Records contained in a dataset
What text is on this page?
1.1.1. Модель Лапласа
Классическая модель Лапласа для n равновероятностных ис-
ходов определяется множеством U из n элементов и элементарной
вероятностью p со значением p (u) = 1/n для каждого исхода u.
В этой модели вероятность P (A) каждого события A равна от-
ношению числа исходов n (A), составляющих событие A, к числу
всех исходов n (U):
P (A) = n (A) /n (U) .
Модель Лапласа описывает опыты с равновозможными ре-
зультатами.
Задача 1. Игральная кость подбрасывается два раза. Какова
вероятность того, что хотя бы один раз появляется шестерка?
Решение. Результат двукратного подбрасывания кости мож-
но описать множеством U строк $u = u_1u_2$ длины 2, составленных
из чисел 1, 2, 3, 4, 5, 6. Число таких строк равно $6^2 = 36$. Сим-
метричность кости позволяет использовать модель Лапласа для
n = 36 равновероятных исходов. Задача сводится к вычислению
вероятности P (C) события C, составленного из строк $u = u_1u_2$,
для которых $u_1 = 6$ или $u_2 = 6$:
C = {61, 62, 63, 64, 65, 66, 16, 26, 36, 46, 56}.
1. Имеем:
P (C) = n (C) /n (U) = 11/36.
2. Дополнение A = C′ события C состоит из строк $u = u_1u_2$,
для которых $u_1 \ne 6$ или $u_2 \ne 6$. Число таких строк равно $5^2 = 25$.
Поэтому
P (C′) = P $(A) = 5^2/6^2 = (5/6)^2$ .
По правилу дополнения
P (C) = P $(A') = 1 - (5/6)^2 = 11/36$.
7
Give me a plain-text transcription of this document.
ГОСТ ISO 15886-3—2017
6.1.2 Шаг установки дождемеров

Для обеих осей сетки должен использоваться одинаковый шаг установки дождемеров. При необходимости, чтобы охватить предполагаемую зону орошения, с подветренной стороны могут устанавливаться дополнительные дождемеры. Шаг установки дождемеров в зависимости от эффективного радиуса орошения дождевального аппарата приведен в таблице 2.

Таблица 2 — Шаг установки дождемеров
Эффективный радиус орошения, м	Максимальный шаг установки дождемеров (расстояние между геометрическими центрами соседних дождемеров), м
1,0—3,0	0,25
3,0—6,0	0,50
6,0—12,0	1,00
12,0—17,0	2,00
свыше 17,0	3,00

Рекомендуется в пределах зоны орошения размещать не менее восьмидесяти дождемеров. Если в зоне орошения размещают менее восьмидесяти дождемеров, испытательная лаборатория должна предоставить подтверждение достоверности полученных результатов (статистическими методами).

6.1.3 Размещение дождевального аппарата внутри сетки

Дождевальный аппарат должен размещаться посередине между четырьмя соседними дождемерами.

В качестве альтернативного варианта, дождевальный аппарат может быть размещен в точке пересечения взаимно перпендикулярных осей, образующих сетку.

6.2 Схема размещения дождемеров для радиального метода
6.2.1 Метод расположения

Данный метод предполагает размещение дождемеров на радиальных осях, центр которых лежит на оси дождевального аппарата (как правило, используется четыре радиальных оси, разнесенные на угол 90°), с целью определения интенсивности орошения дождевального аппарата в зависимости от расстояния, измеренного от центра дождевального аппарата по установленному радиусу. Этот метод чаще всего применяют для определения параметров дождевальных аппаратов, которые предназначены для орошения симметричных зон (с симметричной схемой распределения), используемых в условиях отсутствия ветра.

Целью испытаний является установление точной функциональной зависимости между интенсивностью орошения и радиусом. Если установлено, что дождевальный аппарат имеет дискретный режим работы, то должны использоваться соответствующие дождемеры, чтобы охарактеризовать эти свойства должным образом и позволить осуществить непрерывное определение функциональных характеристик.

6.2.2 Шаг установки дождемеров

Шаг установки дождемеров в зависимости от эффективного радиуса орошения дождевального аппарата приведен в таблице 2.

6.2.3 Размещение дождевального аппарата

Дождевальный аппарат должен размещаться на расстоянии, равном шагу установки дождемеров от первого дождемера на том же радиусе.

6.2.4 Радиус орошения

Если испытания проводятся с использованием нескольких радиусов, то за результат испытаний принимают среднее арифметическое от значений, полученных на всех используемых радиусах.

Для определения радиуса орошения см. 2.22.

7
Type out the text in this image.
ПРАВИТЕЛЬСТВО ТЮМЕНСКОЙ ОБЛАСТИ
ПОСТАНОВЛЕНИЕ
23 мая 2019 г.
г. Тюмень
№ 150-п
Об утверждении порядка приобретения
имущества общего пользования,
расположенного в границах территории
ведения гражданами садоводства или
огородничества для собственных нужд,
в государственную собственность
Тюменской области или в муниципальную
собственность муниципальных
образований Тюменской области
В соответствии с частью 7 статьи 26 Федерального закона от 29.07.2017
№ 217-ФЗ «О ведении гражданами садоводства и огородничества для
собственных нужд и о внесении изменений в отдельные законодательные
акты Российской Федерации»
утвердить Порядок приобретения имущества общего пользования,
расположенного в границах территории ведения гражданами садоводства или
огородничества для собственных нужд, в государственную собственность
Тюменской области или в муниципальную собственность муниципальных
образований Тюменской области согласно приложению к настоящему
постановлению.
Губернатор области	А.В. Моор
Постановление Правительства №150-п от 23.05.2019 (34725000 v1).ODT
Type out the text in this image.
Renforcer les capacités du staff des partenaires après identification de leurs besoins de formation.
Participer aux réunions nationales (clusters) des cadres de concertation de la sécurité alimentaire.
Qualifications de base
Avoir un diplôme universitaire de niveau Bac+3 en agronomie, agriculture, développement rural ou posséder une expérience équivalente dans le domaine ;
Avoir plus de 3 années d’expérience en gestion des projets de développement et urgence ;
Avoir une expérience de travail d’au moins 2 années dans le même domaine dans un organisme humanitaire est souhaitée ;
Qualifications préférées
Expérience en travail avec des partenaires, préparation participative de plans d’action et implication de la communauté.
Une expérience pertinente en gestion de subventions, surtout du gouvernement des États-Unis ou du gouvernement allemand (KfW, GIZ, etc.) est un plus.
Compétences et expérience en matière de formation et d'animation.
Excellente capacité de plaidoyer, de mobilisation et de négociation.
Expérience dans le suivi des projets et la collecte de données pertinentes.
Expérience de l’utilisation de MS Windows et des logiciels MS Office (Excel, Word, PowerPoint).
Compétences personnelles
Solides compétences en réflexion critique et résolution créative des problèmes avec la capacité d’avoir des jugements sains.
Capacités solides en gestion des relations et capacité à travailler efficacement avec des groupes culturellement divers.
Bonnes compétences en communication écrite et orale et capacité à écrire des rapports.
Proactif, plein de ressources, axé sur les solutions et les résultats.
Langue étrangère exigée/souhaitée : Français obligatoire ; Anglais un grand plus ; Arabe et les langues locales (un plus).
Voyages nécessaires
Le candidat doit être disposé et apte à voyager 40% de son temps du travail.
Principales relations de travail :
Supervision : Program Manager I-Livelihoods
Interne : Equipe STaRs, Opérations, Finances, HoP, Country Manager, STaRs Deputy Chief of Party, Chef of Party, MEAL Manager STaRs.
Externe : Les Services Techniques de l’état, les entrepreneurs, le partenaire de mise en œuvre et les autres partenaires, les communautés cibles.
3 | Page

▶ What you are asked to do:
Go through the entries and repeat each one exactly.

▶ Written reply:
What text is on this page?
1.1.1. Модель Лапласа
Классическая модель Лапласа для n равновероятностных ис-
ходов определяется множеством U из n элементов и элементарной
вероятностью p со значением p (u) = 1/n для каждого исхода u.
В этой модели вероятность P (A) каждого события A равна от-
ношению числа исходов n (A), составляющих событие A, к числу
всех исходов n (U):
P (A) = n (A) /n (U) .
Модель Лапласа описывает опыты с равновозможными ре-
зультатами.
Задача 1. Игральная кость подбрасывается два раза. Какова
вероятность того, что хотя бы один раз появляется шестерка?
Решение. Результат двукратного подбрасывания кости мож-
но описать множеством U строк $u = u_1u_2$ длины 2, составленных
из чисел 1, 2, 3, 4, 5, 6. Число таких строк равно $6^2 = 36$. Сим-
метричность кости позволяет использовать модель Лапласа для
n = 36 равновероятных исходов. Задача сводится к вычислению
вероятности P (C) события C, составленного из строк $u = u_1u_2$,
для которых $u_1 = 6$ или $u_2 = 6$:
C = {61, 62, 63, 64, 65, 66, 16, 26, 36, 46, 56}.
1. Имеем:
P (C) = n (C) /n (U) = 11/36.
2. Дополнение A = C′ события C состоит из строк $u = u_1u_2$,
для которых $u_1 \ne 6$ или $u_2 \ne 6$. Число таких строк равно $5^2 = 25$.
Поэтому
P (C′) = P $(A) = 5^2/6^2 = (5/6)^2$ .
По правилу дополнения
P (C) = P $(A') = 1 - (5/6)^2 = 11/36$.
7
Give me a plain-text transcription of this document.
ГОСТ ISO 15886-3—2017
6.1.2 Шаг установки дождемеров

Для обеих осей сетки должен использоваться одинаковый шаг установки дождемеров. При необходимости, чтобы охватить предполагаемую зону орошения, с подветренной стороны могут устанавливаться дополнительные дождемеры. Шаг установки дождемеров в зависимости от эффективного радиуса орошения дождевального аппарата приведен в таблице 2.

Таблица 2 — Шаг установки дождемеров
Эффективный радиус орошения, м	Максимальный шаг установки дождемеров (расстояние между геометрическими центрами соседних дождемеров), м
1,0—3,0	0,25
3,0—6,0	0,50
6,0—12,0	1,00
12,0—17,0	2,00
свыше 17,0	3,00

Рекомендуется в пределах зоны орошения размещать не менее восьмидесяти дождемеров. Если в зоне орошения размещают менее восьмидесяти дождемеров, испытательная лаборатория должна предоставить подтверждение достоверности полученных результатов (статистическими методами).

6.1.3 Размещение дождевального аппарата внутри сетки

Дождевальный аппарат должен размещаться посередине между четырьмя соседними дождемерами.

В качестве альтернативного варианта, дождевальный аппарат может быть размещен в точке пересечения взаимно перпендикулярных осей, образующих сетку.

6.2 Схема размещения дождемеров для радиального метода
6.2.1 Метод расположения

Данный метод предполагает размещение дождемеров на радиальных осях, центр которых лежит на оси дождевального аппарата (как правило, используется четыре радиальных оси, разнесенные на угол 90°), с целью определения интенсивности орошения дождевального аппарата в зависимости от расстояния, измеренного от центра дождевального аппарата по установленному радиусу. Этот метод чаще всего применяют для определения параметров дождевальных аппаратов, которые предназначены для орошения симметричных зон (с симметричной схемой распределения), используемых в условиях отсутствия ветра.

Целью испытаний является установление точной функциональной зависимости между интенсивностью орошения и радиусом. Если установлено, что дождевальный аппарат имеет дискретный режим работы, то должны использоваться соответствующие дождемеры, чтобы охарактеризовать эти свойства должным образом и позволить осуществить непрерывное определение функциональных характеристик.

6.2.2 Шаг установки дождемеров

Шаг установки дождемеров в зависимости от эффективного радиуса орошения дождевального аппарата приведен в таблице 2.

6.2.3 Размещение дождевального аппарата

Дождевальный аппарат должен размещаться на расстоянии, равном шагу установки дождемеров от первого дождемера на том же радиусе.

6.2.4 Радиус орошения

Если испытания проводятся с использованием нескольких радиусов, то за результат испытаний принимают среднее арифметическое от значений, полученных на всех используемых радиусах.

Для определения радиуса орошения см. 2.22.

7
Type out the text in this image.
ПРАВИТЕЛЬСТВО ТЮМЕНСКОЙ ОБЛАСТИ
ПОСТАНОВЛЕНИЕ
23 мая 2019 г.
г. Тюмень
№ 150-п
Об утверждении порядка приобретения
имущества общего пользования,
расположенного в границах территории
ведения гражданами садоводства или
огородничества для собственных нужд,
в государственную собственность
Тюменской области или в муниципальную
собственность муниципальных
образований Тюменской области
В соответствии с частью 7 статьи 26 Федерального закона от 29.07.2017
№ 217-ФЗ «О ведении гражданами садоводства и огородничества для
собственных нужд и о внесении изменений в отдельные законодательные
акты Российской Федерации»
утвердить Порядок приобретения имущества общего пользования,
расположенного в границах территории ведения гражданами садоводства или
огородничества для собственных нужд, в государственную собственность
Тюменской области или в муниципальную собственность муниципальных
образований Тюменской области согласно приложению к настоящему
постановлению.
Губернатор области	А.В. Моор
Постановление Правительства №150-п от 23.05.2019 (34725000 v1).ODT
Type out the text in this image.
Renforcer les capacités du staff des partenaires après identification de leurs besoins de formation.
Participer aux réunions nationales (clusters) des cadres de concertation de la sécurité alimentaire.
Qualifications de base
Avoir un diplôme universitaire de niveau Bac+3 en agronomie, agriculture, développement rural ou posséder une expérience équivalente dans le domaine ;
Avoir plus de 3 années d’expérience en gestion des projets de développement et urgence ;
Avoir une expérience de travail d’au moins 2 années dans le même domaine dans un organisme humanitaire est souhaitée ;
Qualifications préférées
Expérience en travail avec des partenaires, préparation participative de plans d’action et implication de la communauté.
Une expérience pertinente en gestion de subventions, surtout du gouvernement des États-Unis ou du gouvernement allemand (KfW, GIZ, etc.) est un plus.
Compétences et expérience en matière de formation et d'animation.
Excellente capacité de plaidoyer, de mobilisation et de négociation.
Expérience dans le suivi des projets et la collecte de données pertinentes.
Expérience de l’utilisation de MS Windows et des logiciels MS Office (Excel, Word, PowerPoint).
Compétences personnelles
Solides compétences en réflexion critique et résolution créative des problèmes avec la capacité d’avoir des jugements sains.
Capacités solides en gestion des relations et capacité à travailler efficacement avec des groupes culturellement divers.
Bonnes compétences en communication écrite et orale et capacité à écrire des rapports.
Proactif, plein de ressources, axé sur les solutions et les résultats.
Langue étrangère exigée/souhaitée : Français obligatoire ; Anglais un grand plus ; Arabe et les langues locales (un plus).
Voyages nécessaires
Le candidat doit être disposé et apte à voyager 40% de son temps du travail.
Principales relations de travail :
Supervision : Program Manager I-Livelihoods
Interne : Equipe STaRs, Opérations, Finances, HoP, Country Manager, STaRs Deputy Chief of Party, Chef of Party, MEAL Manager STaRs.
Externe : Les Services Techniques de l’état, les entrepreneurs, le partenaire de mise en œuvre et les autres partenaires, les communautés cibles.
3 | Page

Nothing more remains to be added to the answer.